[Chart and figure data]
====

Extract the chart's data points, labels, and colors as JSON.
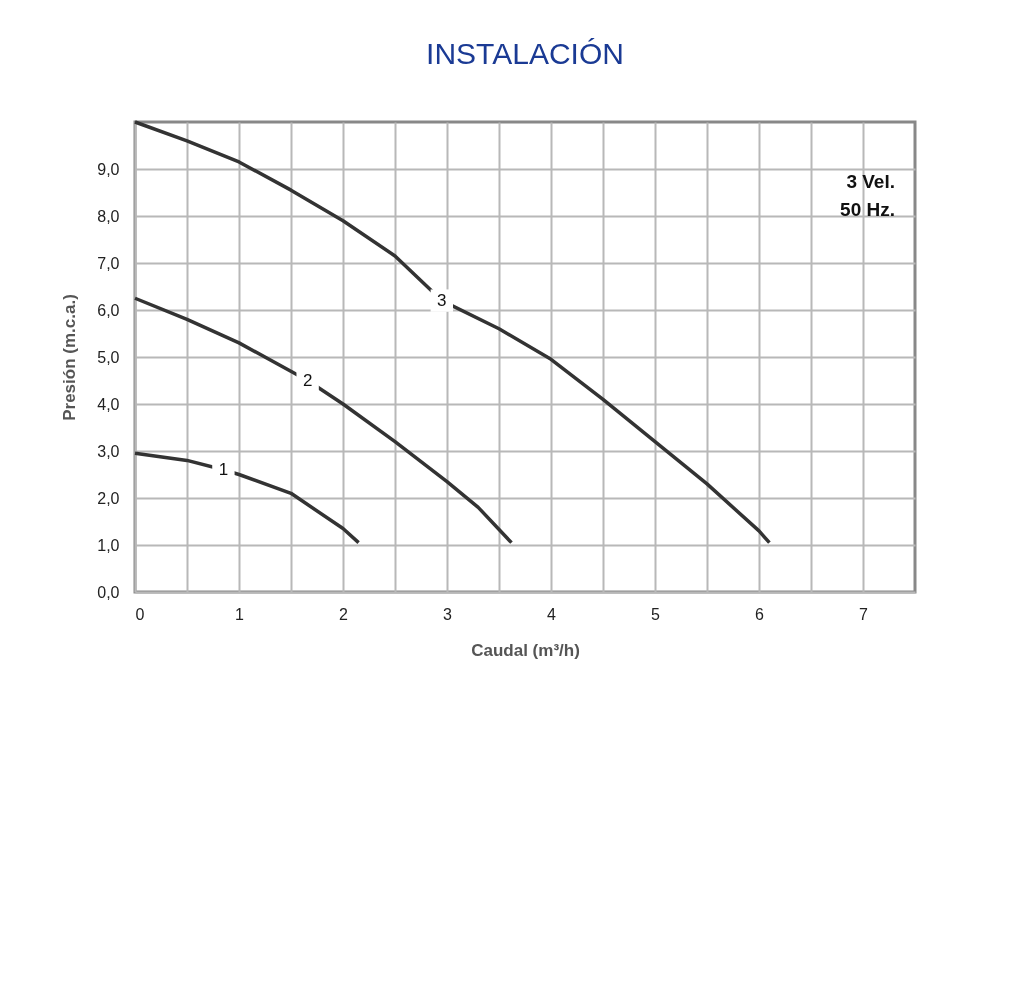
{
  "chart_data": {
    "type": "line",
    "title": "INSTALACIÓN",
    "xlabel": "Caudal (m³/h)",
    "ylabel": "Presión (m.c.a.)",
    "xlim": [
      0,
      7.5
    ],
    "ylim": [
      0,
      10
    ],
    "xticks": [
      0,
      {
        "value": 0.5,
        "label": null
      },
      1,
      {
        "value": 1.5,
        "label": null
      },
      2,
      {
        "value": 2.5,
        "label": null
      },
      3,
      {
        "value": 3.5,
        "label": null
      },
      4,
      {
        "value": 4.5,
        "label": null
      },
      5,
      {
        "value": 5.5,
        "label": null
      },
      6,
      {
        "value": 6.5,
        "label": null
      },
      7
    ],
    "yticks": [
      {
        "value": 0,
        "label": "0,0"
      },
      {
        "value": 1,
        "label": "1,0"
      },
      {
        "value": 2,
        "label": "2,0"
      },
      {
        "value": 3,
        "label": "3,0"
      },
      {
        "value": 4,
        "label": "4,0"
      },
      {
        "value": 5,
        "label": "5,0"
      },
      {
        "value": 6,
        "label": "6,0"
      },
      {
        "value": 7,
        "label": "7,0"
      },
      {
        "value": 8,
        "label": "8,0"
      },
      {
        "value": 9,
        "label": "9,0"
      }
    ],
    "grid": true,
    "marker": "none",
    "line_style": "solid",
    "series": [
      {
        "name": "1",
        "color": "#333333",
        "x": [
          0,
          0.5,
          0.85,
          1,
          1.5,
          2,
          2.15
        ],
        "values": [
          2.95,
          2.8,
          2.6,
          2.5,
          2.1,
          1.35,
          1.05
        ]
      },
      {
        "name": "2",
        "color": "#333333",
        "x": [
          0,
          0.5,
          1,
          1.66,
          2,
          2.5,
          3,
          3.3,
          3.62
        ],
        "values": [
          6.25,
          5.8,
          5.3,
          4.5,
          4.0,
          3.2,
          2.35,
          1.8,
          1.05
        ]
      },
      {
        "name": "3",
        "color": "#333333",
        "x": [
          0,
          0.5,
          1,
          1.5,
          2,
          2.5,
          2.95,
          3.5,
          4,
          4.5,
          5,
          5.5,
          6,
          6.1
        ],
        "values": [
          10.0,
          9.6,
          9.15,
          8.55,
          7.9,
          7.15,
          6.2,
          5.6,
          4.95,
          4.1,
          3.2,
          2.3,
          1.3,
          1.05
        ]
      }
    ],
    "annotations": [
      "3 Vel.",
      "50 Hz."
    ]
  }
}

====

* Exercise objective: Repeat each record exactly, with the pictures left out.

* Full solution:
Extract the chart's data points, labels, and colors as JSON.
{
  "chart_data": {
    "type": "line",
    "title": "INSTALACIÓN",
    "xlabel": "Caudal (m³/h)",
    "ylabel": "Presión (m.c.a.)",
    "xlim": [
      0,
      7.5
    ],
    "ylim": [
      0,
      10
    ],
    "xticks": [
      0,
      {
        "value": 0.5,
        "label": null
      },
      1,
      {
        "value": 1.5,
        "label": null
      },
      2,
      {
        "value": 2.5,
        "label": null
      },
      3,
      {
        "value": 3.5,
        "label": null
      },
      4,
      {
        "value": 4.5,
        "label": null
      },
      5,
      {
        "value": 5.5,
        "label": null
      },
      6,
      {
        "value": 6.5,
        "label": null
      },
      7
    ],
    "yticks": [
      {
        "value": 0,
        "label": "0,0"
      },
      {
        "value": 1,
        "label": "1,0"
      },
      {
        "value": 2,
        "label": "2,0"
      },
      {
        "value": 3,
        "label": "3,0"
      },
      {
        "value": 4,
        "label": "4,0"
      },
      {
        "value": 5,
        "label": "5,0"
      },
      {
        "value": 6,
        "label": "6,0"
      },
      {
        "value": 7,
        "label": "7,0"
      },
      {
        "value": 8,
        "label": "8,0"
      },
      {
        "value": 9,
        "label": "9,0"
      }
    ],
    "grid": true,
    "marker": "none",
    "line_style": "solid",
    "series": [
      {
        "name": "1",
        "color": "#333333",
        "x": [
          0,
          0.5,
          0.85,
          1,
          1.5,
          2,
          2.15
        ],
        "values": [
          2.95,
          2.8,
          2.6,
          2.5,
          2.1,
          1.35,
          1.05
        ]
      },
      {
        "name": "2",
        "color": "#333333",
        "x": [
          0,
          0.5,
          1,
          1.66,
          2,
          2.5,
          3,
          3.3,
          3.62
        ],
        "values": [
          6.25,
          5.8,
          5.3,
          4.5,
          4.0,
          3.2,
          2.35,
          1.8,
          1.05
        ]
      },
      {
        "name": "3",
        "color": "#333333",
        "x": [
          0,
          0.5,
          1,
          1.5,
          2,
          2.5,
          2.95,
          3.5,
          4,
          4.5,
          5,
          5.5,
          6,
          6.1
        ],
        "values": [
          10.0,
          9.6,
          9.15,
          8.55,
          7.9,
          7.15,
          6.2,
          5.6,
          4.95,
          4.1,
          3.2,
          2.3,
          1.3,
          1.05
        ]
      }
    ],
    "annotations": [
      "3 Vel.",
      "50 Hz."
    ]
  }
}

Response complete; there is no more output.